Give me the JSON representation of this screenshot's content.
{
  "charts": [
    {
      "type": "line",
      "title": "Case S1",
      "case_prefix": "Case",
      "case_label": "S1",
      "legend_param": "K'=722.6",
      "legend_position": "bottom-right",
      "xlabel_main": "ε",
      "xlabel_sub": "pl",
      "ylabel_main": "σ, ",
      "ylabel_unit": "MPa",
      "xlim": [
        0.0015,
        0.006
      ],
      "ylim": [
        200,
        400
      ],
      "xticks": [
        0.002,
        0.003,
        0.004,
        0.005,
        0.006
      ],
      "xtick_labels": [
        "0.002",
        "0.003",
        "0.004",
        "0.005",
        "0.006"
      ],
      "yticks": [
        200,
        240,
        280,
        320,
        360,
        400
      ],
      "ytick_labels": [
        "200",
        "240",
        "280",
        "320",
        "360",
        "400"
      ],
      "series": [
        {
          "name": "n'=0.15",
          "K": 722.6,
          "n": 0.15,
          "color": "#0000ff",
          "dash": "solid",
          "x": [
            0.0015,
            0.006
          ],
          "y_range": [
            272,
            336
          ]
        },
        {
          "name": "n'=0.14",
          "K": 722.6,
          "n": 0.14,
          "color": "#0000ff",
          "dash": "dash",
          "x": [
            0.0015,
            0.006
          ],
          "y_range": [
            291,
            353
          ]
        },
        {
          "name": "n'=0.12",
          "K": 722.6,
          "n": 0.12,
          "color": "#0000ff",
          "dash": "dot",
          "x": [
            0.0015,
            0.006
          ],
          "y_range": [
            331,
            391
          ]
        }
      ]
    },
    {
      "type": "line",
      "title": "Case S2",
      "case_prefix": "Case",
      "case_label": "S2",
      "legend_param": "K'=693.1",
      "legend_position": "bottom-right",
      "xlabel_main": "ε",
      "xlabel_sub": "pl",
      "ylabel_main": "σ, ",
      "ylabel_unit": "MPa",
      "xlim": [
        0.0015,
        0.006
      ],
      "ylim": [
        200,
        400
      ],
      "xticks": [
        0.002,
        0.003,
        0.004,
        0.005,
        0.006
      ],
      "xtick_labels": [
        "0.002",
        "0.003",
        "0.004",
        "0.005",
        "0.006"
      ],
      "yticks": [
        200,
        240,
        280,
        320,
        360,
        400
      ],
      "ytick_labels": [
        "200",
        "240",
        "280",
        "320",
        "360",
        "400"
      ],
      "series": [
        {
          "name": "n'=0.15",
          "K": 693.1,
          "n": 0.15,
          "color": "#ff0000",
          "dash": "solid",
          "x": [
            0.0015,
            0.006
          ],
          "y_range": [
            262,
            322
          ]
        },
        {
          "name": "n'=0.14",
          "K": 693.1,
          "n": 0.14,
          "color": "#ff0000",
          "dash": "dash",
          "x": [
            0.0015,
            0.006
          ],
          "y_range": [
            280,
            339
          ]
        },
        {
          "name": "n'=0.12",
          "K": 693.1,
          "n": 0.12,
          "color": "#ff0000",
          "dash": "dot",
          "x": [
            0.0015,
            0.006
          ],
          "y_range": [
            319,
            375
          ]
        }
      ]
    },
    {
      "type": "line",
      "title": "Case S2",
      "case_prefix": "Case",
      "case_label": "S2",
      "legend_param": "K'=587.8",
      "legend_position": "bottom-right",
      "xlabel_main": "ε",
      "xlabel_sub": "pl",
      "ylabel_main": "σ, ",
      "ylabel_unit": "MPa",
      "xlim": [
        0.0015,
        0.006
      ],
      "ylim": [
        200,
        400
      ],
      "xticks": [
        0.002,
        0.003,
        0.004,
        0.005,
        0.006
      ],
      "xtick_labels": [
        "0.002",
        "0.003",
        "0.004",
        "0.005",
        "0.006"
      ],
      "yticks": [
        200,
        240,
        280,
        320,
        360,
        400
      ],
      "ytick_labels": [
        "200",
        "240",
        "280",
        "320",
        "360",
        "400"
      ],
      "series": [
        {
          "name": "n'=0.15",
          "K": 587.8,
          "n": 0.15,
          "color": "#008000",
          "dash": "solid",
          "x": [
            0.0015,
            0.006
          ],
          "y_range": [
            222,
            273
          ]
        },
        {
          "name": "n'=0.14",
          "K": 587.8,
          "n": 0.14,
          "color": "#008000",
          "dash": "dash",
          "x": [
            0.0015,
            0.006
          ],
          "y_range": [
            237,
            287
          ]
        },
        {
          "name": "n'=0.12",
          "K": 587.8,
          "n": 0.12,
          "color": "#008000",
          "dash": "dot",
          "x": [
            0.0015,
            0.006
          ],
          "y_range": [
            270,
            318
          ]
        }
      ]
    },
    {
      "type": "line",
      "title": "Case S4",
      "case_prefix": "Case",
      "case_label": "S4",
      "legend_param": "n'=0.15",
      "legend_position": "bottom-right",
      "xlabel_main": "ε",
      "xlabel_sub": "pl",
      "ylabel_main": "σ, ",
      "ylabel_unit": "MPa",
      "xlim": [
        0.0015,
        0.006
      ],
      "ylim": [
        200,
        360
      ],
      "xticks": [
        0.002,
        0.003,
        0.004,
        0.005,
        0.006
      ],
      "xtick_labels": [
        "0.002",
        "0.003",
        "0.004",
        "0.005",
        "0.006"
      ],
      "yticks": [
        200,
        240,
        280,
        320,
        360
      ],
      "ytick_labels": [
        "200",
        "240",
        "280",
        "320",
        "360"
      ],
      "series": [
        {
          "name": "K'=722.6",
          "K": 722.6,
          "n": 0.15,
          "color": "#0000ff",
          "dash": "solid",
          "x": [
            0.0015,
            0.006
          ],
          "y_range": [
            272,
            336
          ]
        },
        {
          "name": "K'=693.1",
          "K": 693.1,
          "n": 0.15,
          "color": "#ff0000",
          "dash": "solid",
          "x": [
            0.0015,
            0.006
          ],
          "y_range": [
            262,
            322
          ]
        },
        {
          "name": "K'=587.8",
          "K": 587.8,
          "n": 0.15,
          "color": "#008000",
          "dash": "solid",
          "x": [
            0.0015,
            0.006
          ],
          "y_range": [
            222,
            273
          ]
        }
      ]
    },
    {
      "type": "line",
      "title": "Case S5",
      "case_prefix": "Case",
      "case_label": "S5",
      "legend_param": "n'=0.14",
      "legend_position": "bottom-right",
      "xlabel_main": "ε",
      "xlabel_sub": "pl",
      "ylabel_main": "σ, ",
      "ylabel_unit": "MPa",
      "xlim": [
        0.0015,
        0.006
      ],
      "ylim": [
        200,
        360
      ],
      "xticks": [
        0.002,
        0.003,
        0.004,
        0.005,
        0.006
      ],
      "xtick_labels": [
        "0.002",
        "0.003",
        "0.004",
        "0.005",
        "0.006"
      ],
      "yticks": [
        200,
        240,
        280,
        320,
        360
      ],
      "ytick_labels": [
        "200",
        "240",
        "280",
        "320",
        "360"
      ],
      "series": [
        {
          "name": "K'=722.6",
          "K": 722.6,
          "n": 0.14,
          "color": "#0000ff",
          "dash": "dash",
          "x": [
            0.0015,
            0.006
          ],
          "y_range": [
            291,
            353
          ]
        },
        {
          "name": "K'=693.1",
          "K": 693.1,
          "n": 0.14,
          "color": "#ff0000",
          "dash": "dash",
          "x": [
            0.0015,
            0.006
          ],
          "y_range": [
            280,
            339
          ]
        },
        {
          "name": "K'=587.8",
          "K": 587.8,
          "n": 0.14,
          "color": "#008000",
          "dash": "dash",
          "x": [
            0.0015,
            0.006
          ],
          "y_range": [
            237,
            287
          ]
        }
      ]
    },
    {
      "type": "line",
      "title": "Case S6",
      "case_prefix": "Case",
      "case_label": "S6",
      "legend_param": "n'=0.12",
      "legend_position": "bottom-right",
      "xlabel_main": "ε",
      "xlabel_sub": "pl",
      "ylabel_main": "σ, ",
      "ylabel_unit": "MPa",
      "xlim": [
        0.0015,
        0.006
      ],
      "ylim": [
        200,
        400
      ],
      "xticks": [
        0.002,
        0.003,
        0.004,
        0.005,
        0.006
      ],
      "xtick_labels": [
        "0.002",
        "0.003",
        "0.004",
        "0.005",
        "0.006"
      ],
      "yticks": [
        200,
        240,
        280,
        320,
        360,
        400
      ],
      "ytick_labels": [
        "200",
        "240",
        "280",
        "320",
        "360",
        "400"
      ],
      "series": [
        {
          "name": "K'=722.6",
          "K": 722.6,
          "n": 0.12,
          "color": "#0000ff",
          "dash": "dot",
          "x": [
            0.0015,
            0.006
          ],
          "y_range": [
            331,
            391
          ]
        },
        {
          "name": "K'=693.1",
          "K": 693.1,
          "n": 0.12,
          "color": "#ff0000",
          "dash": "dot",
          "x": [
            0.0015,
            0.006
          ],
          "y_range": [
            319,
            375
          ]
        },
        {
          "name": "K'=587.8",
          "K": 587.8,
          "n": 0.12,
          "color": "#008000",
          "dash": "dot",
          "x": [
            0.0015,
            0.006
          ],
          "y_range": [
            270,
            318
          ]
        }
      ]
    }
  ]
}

→ **WHAT THE TASK ASKS**
Look for the word "title" in every line of the listing and copy the lines that have it.

→ **TASK SOLUTION**
      "title": "Case S1",
      "title": "Case S2",
      "title": "Case S2",
      "title": "Case S4",
      "title": "Case S5",
      "title": "Case S6",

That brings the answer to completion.